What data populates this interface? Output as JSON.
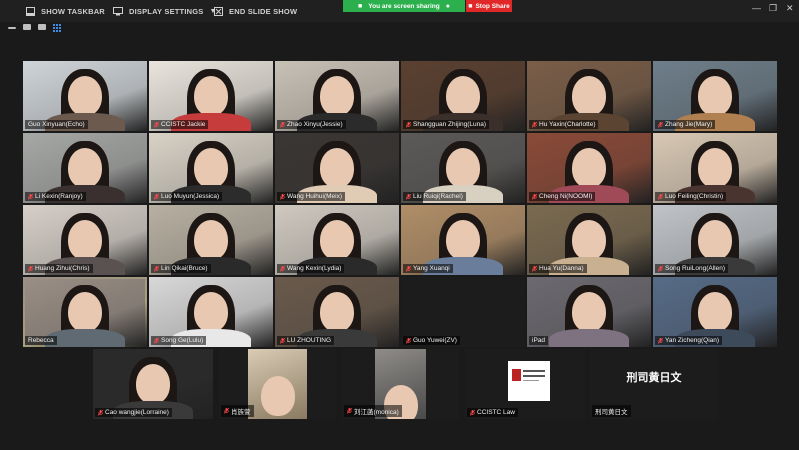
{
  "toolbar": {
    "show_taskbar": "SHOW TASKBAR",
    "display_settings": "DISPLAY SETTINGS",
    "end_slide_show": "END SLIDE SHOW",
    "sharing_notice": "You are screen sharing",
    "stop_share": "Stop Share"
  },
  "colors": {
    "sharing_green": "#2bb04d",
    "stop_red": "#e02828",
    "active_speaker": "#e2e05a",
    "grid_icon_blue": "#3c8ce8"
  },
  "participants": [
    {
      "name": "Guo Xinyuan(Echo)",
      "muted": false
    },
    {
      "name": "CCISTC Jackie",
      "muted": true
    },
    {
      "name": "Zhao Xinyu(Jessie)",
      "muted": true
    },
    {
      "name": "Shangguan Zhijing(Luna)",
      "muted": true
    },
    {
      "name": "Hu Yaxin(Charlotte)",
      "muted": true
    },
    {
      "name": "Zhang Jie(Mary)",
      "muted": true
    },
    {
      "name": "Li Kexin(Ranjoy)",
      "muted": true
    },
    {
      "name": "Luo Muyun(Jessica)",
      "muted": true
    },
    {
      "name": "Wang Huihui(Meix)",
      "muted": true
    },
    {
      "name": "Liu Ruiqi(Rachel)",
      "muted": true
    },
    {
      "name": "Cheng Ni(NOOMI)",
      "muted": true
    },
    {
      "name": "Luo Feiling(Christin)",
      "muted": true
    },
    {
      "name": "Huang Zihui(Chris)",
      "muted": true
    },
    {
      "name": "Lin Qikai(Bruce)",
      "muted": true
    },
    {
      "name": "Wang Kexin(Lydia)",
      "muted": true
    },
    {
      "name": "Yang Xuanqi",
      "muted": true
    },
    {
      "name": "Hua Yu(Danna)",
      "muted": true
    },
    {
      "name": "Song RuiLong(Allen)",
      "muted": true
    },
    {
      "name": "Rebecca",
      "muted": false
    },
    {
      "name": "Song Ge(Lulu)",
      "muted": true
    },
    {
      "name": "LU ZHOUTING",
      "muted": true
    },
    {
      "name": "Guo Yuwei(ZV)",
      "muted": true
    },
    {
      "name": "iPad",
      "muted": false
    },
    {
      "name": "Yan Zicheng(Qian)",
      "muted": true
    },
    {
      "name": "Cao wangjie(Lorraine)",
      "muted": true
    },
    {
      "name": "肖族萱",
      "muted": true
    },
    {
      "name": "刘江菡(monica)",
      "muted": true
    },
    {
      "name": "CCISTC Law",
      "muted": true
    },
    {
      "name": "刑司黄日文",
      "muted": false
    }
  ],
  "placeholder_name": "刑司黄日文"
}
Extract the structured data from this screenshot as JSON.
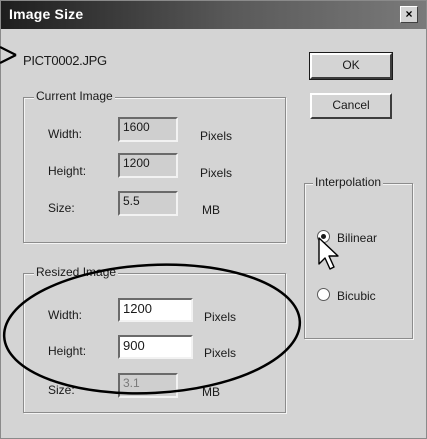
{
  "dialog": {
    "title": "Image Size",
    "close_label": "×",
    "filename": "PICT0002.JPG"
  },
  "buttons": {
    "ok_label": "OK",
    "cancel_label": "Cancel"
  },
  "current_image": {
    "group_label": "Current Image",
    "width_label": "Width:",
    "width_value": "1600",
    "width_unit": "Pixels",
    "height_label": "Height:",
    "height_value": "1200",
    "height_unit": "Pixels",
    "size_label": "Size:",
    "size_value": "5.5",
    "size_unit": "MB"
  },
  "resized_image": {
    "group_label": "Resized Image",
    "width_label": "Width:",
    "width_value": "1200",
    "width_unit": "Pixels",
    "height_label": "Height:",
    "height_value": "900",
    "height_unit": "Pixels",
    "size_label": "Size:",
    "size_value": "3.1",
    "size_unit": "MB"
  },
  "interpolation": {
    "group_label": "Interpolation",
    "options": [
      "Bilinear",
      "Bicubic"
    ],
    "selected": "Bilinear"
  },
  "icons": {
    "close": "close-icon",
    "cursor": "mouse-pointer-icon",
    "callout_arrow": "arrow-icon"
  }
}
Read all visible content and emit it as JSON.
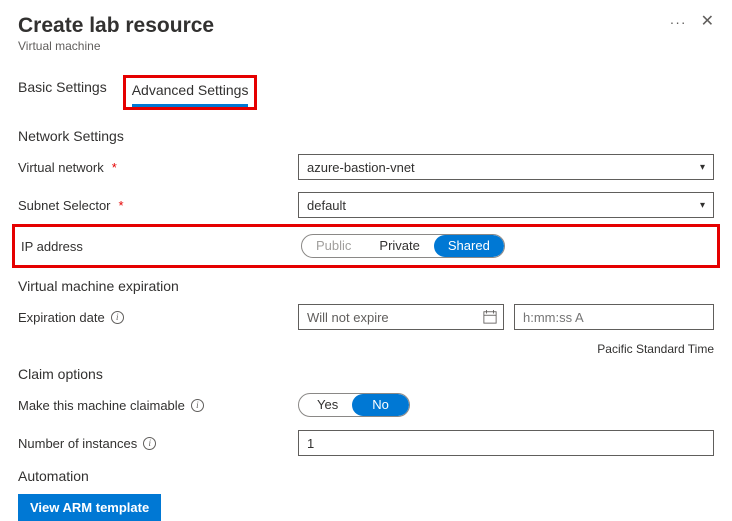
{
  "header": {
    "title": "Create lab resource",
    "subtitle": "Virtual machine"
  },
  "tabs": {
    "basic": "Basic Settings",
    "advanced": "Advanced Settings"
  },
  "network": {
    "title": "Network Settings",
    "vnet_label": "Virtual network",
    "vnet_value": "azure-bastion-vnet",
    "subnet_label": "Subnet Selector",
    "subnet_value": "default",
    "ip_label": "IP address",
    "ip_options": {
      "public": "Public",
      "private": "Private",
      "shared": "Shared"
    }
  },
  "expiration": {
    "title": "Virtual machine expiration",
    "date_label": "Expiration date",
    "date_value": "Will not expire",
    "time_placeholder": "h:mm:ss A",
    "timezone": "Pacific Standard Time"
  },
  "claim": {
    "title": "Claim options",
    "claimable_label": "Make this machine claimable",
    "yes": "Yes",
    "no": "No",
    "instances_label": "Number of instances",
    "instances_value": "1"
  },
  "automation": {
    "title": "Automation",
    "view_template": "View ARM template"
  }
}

----------

Exercise aim
Select all lines with the word "Virtual" from the entries above.

Expected answer
    "subtitle": "Virtual machine"
    "vnet_label": "Virtual network",
    "title": "Virtual machine expiration",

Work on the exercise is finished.